A run of records:
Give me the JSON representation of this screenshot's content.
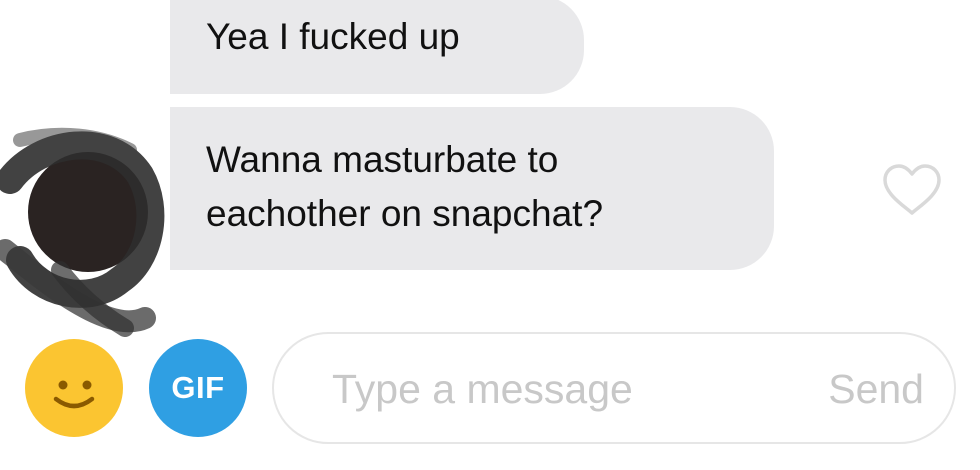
{
  "messages": [
    {
      "text": "Yea I fucked up"
    },
    {
      "text": "Wanna masturbate to\neachother on snapchat?"
    }
  ],
  "composer": {
    "gif_label": "GIF",
    "placeholder": "Type a message",
    "send_label": "Send"
  },
  "icons": {
    "emoji": "smiley-face-icon",
    "like": "heart-outline-icon",
    "avatar": "scribbled-out-avatar"
  },
  "colors": {
    "bubble": "#e9e9eb",
    "gif_button": "#2f9fe3",
    "emoji_button": "#fbc531",
    "placeholder_text": "#c8c8c8"
  }
}
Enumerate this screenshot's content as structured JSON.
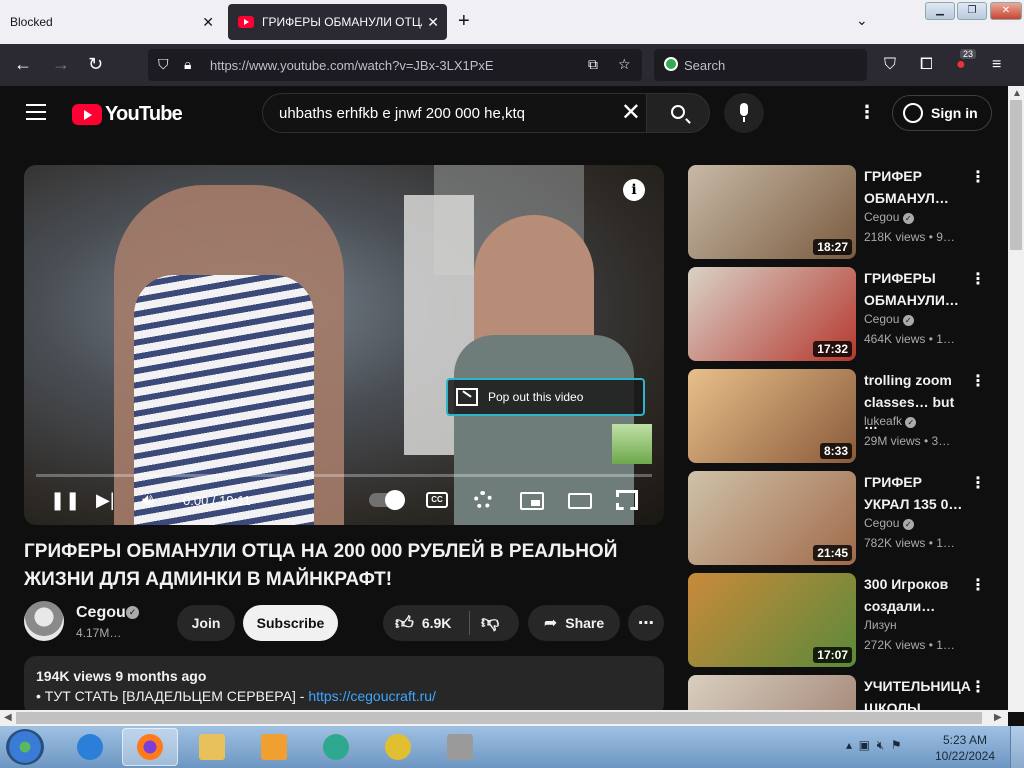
{
  "browser": {
    "tabs": [
      {
        "title": "Blocked"
      },
      {
        "title": "ГРИФЕРЫ ОБМАНУЛИ ОТЦА Н"
      }
    ],
    "url": "https://www.youtube.com/watch?v=JBx-3LX1PxE",
    "search_placeholder": "Search",
    "badge_count": "23"
  },
  "youtube": {
    "logo_text": "YouTube",
    "search_query": "uhbaths erhfkb e jnwf 200 000 he,ktq",
    "sign_in": "Sign in",
    "player": {
      "time": "0:00 / 19:11",
      "popout_label": "Pop out this video",
      "cc_label": "CC",
      "progress": 0.0
    },
    "video": {
      "title": "ГРИФЕРЫ ОБМАНУЛИ ОТЦА НА 200 000 РУБЛЕЙ В РЕАЛЬНОЙ ЖИЗНИ ДЛЯ АДМИНКИ В МАЙНКРАФТ!",
      "channel": "Cegou",
      "subscribers": "4.17M…",
      "join": "Join",
      "subscribe": "Subscribe",
      "likes": "6.9K",
      "share": "Share",
      "views_age": "194K views  9 months ago",
      "desc_prefix": "• ТУТ СТАТЬ [ВЛАДЕЛЬЦЕМ СЕРВЕРА] - ",
      "desc_link": "https://cegoucraft.ru/"
    },
    "recommendations": [
      {
        "title": "ГРИФЕР ОБМАНУЛ…",
        "channel": "Cegou",
        "meta": "218K views  • 9…",
        "duration": "18:27",
        "verified": true,
        "colors": [
          "#c7b9a6",
          "#7a5b3f"
        ]
      },
      {
        "title": "ГРИФЕРЫ ОБМАНУЛИ…",
        "channel": "Cegou",
        "meta": "464K views  • 1…",
        "duration": "17:32",
        "verified": true,
        "colors": [
          "#d9d2c7",
          "#b5382e"
        ]
      },
      {
        "title": "trolling zoom classes… but …",
        "channel": "lukeafk",
        "meta": "29M views  • 3…",
        "duration": "8:33",
        "verified": true,
        "colors": [
          "#e8c08a",
          "#8a5a3a"
        ]
      },
      {
        "title": "ГРИФЕР УКРАЛ 135 0…",
        "channel": "Cegou",
        "meta": "782K views  • 1…",
        "duration": "21:45",
        "verified": true,
        "colors": [
          "#cfc2a8",
          "#a06a4a"
        ]
      },
      {
        "title": "300 Игроков создали…",
        "channel": "Лизун",
        "meta": "272K views  • 1…",
        "duration": "17:07",
        "verified": false,
        "colors": [
          "#c98a3a",
          "#5a8a3a"
        ]
      },
      {
        "title": "УЧИТЕЛЬНИЦА ШКОЛЫ…",
        "channel": "",
        "meta": "",
        "duration": "",
        "verified": false,
        "colors": [
          "#d8cfc0",
          "#9a7a6a"
        ]
      }
    ]
  },
  "taskbar": {
    "time": "5:23 AM",
    "date": "10/22/2024"
  }
}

■ Set task ■
Can the entries above be repeated exactly, without their pictures?

■ Exercise response ■
Give me the JSON representation of this screenshot's content.
{
  "messages": [
    {
      "text": "Yea I fucked up"
    },
    {
      "text": "Wanna masturbate to\neachother on snapchat?"
    }
  ],
  "composer": {
    "gif_label": "GIF",
    "placeholder": "Type a message",
    "send_label": "Send"
  },
  "icons": {
    "emoji": "smiley-face-icon",
    "like": "heart-outline-icon",
    "avatar": "scribbled-out-avatar"
  },
  "colors": {
    "bubble": "#e9e9eb",
    "gif_button": "#2f9fe3",
    "emoji_button": "#fbc531",
    "placeholder_text": "#c8c8c8"
  }
}
Enumerate this screenshot's content as structured JSON.
{
  "browser": {
    "tabs": [
      {
        "title": "Blocked"
      },
      {
        "title": "ГРИФЕРЫ ОБМАНУЛИ ОТЦА Н"
      }
    ],
    "url": "https://www.youtube.com/watch?v=JBx-3LX1PxE",
    "search_placeholder": "Search",
    "badge_count": "23"
  },
  "youtube": {
    "logo_text": "YouTube",
    "search_query": "uhbaths erhfkb e jnwf 200 000 he,ktq",
    "sign_in": "Sign in",
    "player": {
      "time": "0:00 / 19:11",
      "popout_label": "Pop out this video",
      "cc_label": "CC",
      "progress": 0.0
    },
    "video": {
      "title": "ГРИФЕРЫ ОБМАНУЛИ ОТЦА НА 200 000 РУБЛЕЙ В РЕАЛЬНОЙ ЖИЗНИ ДЛЯ АДМИНКИ В МАЙНКРАФТ!",
      "channel": "Cegou",
      "subscribers": "4.17M…",
      "join": "Join",
      "subscribe": "Subscribe",
      "likes": "6.9K",
      "share": "Share",
      "views_age": "194K views  9 months ago",
      "desc_prefix": "• ТУТ СТАТЬ [ВЛАДЕЛЬЦЕМ СЕРВЕРА] - ",
      "desc_link": "https://cegoucraft.ru/"
    },
    "recommendations": [
      {
        "title": "ГРИФЕР ОБМАНУЛ…",
        "channel": "Cegou",
        "meta": "218K views  • 9…",
        "duration": "18:27",
        "verified": true,
        "colors": [
          "#c7b9a6",
          "#7a5b3f"
        ]
      },
      {
        "title": "ГРИФЕРЫ ОБМАНУЛИ…",
        "channel": "Cegou",
        "meta": "464K views  • 1…",
        "duration": "17:32",
        "verified": true,
        "colors": [
          "#d9d2c7",
          "#b5382e"
        ]
      },
      {
        "title": "trolling zoom classes… but …",
        "channel": "lukeafk",
        "meta": "29M views  • 3…",
        "duration": "8:33",
        "verified": true,
        "colors": [
          "#e8c08a",
          "#8a5a3a"
        ]
      },
      {
        "title": "ГРИФЕР УКРАЛ 135 0…",
        "channel": "Cegou",
        "meta": "782K views  • 1…",
        "duration": "21:45",
        "verified": true,
        "colors": [
          "#cfc2a8",
          "#a06a4a"
        ]
      },
      {
        "title": "300 Игроков создали…",
        "channel": "Лизун",
        "meta": "272K views  • 1…",
        "duration": "17:07",
        "verified": false,
        "colors": [
          "#c98a3a",
          "#5a8a3a"
        ]
      },
      {
        "title": "УЧИТЕЛЬНИЦА ШКОЛЫ…",
        "channel": "",
        "meta": "",
        "duration": "",
        "verified": false,
        "colors": [
          "#d8cfc0",
          "#9a7a6a"
        ]
      }
    ]
  },
  "taskbar": {
    "time": "5:23 AM",
    "date": "10/22/2024"
  }
}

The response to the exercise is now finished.